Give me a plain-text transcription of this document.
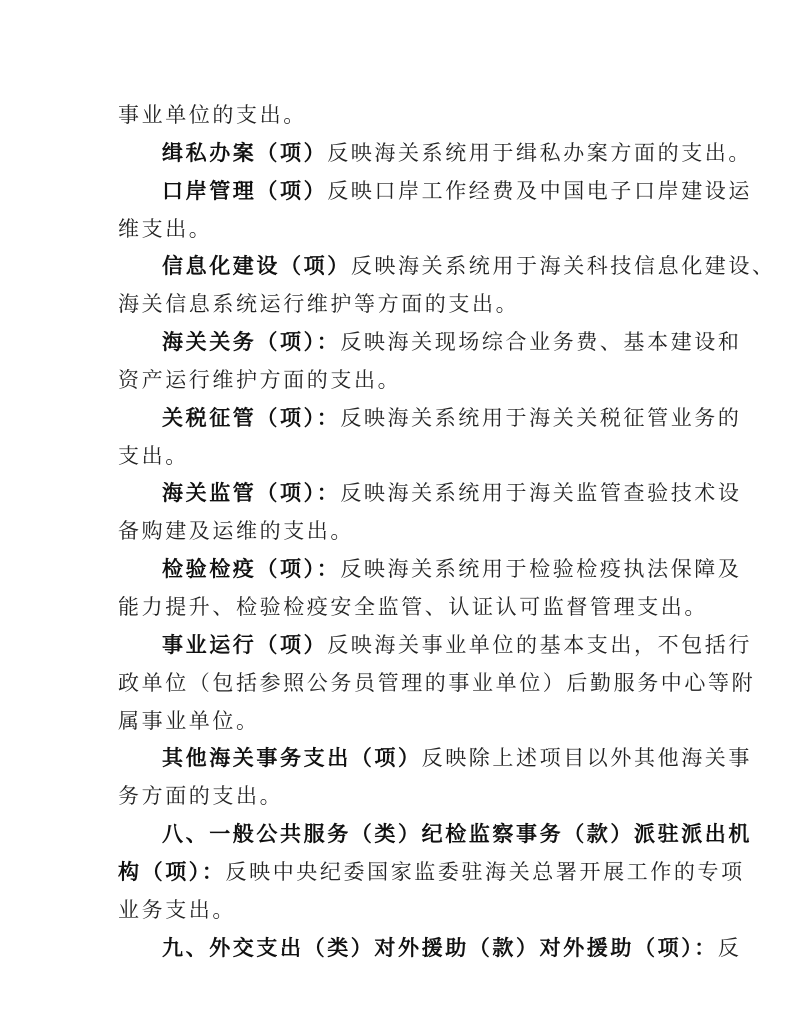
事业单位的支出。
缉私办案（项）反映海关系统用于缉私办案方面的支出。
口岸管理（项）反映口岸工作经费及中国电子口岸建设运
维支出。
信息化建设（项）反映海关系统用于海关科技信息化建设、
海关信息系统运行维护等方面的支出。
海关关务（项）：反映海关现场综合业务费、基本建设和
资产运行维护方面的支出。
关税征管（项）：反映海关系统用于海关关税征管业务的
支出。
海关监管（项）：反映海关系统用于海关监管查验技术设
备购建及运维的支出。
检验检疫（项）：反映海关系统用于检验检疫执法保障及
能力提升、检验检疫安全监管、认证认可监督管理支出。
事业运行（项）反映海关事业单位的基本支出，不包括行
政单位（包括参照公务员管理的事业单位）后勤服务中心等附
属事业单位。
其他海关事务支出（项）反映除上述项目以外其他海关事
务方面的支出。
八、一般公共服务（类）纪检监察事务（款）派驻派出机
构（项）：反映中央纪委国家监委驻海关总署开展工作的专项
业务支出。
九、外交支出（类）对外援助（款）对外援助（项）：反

--

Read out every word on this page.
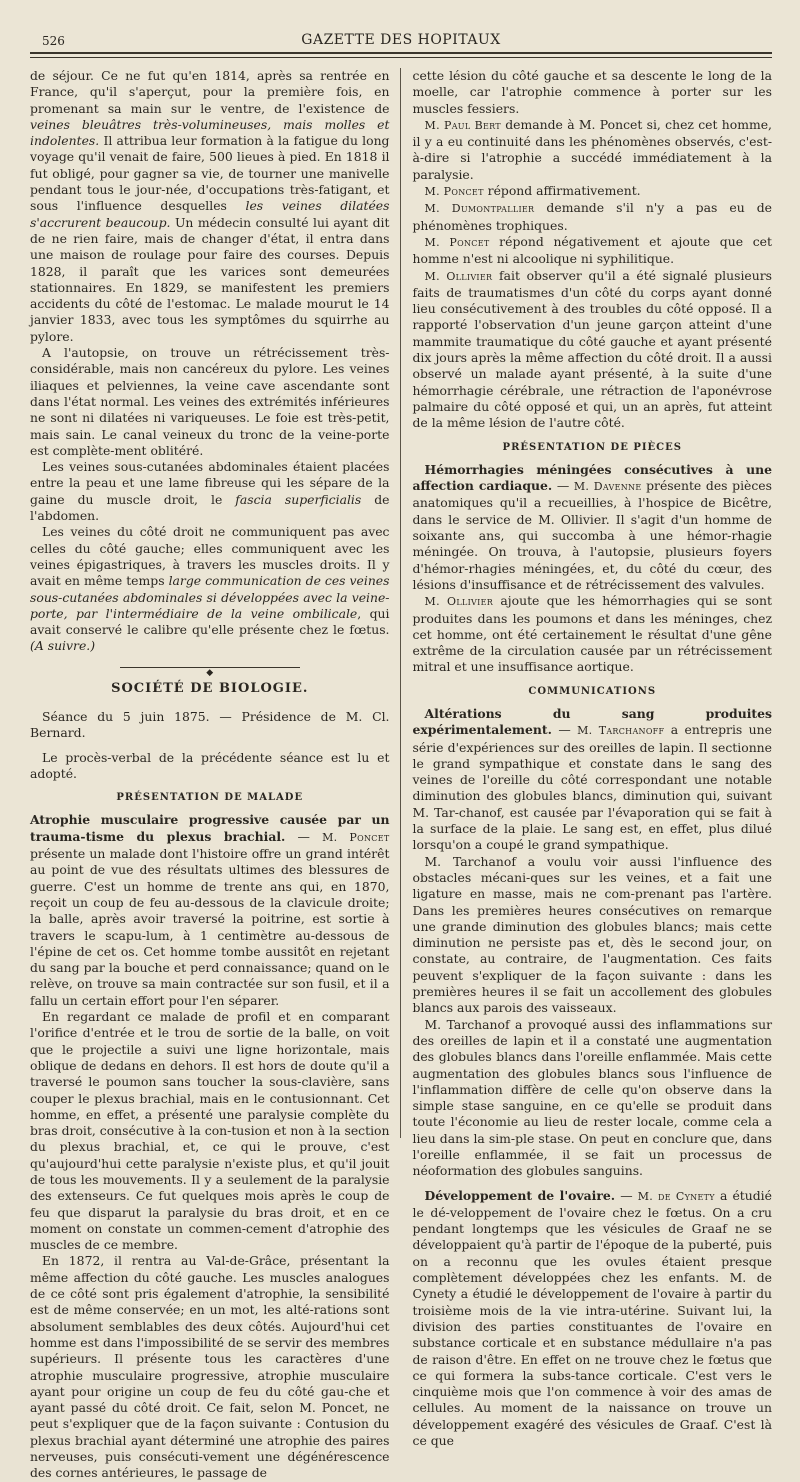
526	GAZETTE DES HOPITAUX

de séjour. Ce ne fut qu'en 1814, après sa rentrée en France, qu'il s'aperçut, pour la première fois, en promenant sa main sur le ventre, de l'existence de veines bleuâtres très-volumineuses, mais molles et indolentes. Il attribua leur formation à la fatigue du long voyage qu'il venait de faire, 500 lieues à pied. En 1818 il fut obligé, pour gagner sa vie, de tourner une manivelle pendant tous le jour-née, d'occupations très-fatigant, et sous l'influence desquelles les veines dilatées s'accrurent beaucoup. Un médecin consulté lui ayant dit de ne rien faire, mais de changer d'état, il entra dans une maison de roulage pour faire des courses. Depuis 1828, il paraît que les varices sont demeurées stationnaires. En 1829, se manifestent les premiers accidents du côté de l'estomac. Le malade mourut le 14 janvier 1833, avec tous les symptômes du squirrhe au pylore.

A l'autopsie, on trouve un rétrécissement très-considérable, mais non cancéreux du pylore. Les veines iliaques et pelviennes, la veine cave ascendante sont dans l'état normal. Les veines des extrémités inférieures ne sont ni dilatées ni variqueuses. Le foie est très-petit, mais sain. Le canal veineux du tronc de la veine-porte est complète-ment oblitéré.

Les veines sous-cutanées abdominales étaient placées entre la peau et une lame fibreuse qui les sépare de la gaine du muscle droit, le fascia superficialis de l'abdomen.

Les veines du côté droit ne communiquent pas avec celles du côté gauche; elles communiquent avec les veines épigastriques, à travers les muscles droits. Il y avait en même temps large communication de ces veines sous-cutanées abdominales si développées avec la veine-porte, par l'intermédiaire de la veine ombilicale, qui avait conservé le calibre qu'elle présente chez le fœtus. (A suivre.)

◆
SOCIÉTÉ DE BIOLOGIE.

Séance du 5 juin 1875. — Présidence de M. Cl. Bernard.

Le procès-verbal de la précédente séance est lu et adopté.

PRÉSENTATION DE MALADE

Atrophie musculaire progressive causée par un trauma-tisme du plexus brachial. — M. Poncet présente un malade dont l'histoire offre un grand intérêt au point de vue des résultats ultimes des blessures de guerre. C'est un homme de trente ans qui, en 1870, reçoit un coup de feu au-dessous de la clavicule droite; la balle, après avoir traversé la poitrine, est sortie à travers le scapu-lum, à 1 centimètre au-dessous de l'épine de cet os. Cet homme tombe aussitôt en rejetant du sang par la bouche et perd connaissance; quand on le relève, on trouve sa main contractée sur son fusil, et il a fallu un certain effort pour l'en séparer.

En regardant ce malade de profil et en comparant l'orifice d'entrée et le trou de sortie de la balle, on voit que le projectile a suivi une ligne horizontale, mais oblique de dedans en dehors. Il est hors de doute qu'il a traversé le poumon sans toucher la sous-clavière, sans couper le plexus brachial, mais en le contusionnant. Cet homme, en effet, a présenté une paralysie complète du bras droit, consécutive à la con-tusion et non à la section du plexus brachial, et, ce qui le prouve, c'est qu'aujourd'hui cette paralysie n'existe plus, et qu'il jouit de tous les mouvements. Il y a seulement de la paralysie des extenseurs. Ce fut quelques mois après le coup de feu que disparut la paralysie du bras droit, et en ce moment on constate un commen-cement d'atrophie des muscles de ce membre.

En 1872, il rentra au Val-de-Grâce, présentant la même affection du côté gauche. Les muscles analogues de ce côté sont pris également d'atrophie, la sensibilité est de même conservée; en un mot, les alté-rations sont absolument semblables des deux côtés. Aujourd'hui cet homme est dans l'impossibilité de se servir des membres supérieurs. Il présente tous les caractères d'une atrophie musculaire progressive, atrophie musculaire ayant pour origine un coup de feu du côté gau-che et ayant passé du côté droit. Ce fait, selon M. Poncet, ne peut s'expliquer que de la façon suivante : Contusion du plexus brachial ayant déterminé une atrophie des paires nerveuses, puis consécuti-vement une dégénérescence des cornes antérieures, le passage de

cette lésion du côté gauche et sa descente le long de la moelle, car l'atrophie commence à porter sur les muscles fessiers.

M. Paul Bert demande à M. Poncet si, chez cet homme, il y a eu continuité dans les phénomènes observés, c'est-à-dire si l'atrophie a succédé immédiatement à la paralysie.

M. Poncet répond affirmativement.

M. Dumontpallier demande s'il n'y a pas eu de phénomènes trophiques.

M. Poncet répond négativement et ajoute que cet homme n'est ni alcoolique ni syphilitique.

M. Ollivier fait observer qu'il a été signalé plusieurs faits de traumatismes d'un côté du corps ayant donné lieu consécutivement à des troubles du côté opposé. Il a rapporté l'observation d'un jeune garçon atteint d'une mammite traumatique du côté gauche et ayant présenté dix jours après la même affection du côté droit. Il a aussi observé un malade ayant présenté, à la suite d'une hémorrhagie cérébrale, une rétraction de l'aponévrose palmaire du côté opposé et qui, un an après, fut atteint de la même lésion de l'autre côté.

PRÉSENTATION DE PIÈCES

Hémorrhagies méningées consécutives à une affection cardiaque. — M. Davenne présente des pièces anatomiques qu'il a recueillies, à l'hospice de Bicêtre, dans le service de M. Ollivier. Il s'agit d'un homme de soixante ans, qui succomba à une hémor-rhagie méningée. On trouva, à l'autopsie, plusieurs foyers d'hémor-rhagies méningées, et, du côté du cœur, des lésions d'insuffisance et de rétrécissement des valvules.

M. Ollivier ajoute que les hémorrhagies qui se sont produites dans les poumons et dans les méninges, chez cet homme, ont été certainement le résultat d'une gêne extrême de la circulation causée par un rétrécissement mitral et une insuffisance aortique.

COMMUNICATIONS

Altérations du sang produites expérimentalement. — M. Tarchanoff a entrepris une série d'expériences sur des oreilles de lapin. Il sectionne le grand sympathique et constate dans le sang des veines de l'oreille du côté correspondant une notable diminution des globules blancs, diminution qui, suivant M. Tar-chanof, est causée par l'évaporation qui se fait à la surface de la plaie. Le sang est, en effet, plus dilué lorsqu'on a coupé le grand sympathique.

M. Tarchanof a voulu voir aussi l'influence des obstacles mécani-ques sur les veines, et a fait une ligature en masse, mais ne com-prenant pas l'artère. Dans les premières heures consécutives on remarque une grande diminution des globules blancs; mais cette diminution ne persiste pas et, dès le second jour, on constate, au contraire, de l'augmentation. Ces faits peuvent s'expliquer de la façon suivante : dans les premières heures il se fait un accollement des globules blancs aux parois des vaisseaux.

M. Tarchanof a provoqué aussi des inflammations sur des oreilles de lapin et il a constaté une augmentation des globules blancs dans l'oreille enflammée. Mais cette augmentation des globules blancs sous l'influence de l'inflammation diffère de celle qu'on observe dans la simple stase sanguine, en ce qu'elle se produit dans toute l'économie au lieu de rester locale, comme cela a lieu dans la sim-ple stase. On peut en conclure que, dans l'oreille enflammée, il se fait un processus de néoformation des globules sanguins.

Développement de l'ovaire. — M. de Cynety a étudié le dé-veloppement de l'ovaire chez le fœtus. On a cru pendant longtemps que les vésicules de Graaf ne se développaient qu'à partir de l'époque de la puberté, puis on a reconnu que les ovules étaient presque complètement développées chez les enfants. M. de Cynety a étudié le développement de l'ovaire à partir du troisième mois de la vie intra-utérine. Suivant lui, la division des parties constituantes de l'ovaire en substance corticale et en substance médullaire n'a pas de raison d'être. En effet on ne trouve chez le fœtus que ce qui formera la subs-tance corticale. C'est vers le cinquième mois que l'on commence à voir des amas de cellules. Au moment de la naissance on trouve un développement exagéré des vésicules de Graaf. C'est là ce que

---

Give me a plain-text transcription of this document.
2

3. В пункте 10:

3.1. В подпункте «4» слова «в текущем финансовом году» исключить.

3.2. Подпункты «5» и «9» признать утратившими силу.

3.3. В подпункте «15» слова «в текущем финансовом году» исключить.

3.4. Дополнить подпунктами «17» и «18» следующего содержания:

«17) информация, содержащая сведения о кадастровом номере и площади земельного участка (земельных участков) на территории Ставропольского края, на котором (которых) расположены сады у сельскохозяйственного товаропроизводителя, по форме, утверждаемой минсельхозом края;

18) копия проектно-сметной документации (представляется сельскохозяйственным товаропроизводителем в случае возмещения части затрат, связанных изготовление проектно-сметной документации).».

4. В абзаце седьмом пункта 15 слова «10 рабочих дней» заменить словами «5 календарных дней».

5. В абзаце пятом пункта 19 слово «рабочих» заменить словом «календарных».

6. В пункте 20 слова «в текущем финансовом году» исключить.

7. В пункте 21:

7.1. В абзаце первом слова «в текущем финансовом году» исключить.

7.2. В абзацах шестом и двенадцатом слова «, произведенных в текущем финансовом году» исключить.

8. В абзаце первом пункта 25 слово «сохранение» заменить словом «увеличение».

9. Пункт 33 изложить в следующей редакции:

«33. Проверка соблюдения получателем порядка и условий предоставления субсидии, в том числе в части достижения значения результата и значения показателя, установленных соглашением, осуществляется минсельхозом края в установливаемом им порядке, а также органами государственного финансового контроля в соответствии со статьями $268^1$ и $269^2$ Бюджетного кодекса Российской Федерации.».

== SET PROBLEM ==
Look through the material and say how many lines hold "lapin". Give the number only.

== WRITTEN SOLUTION ==
2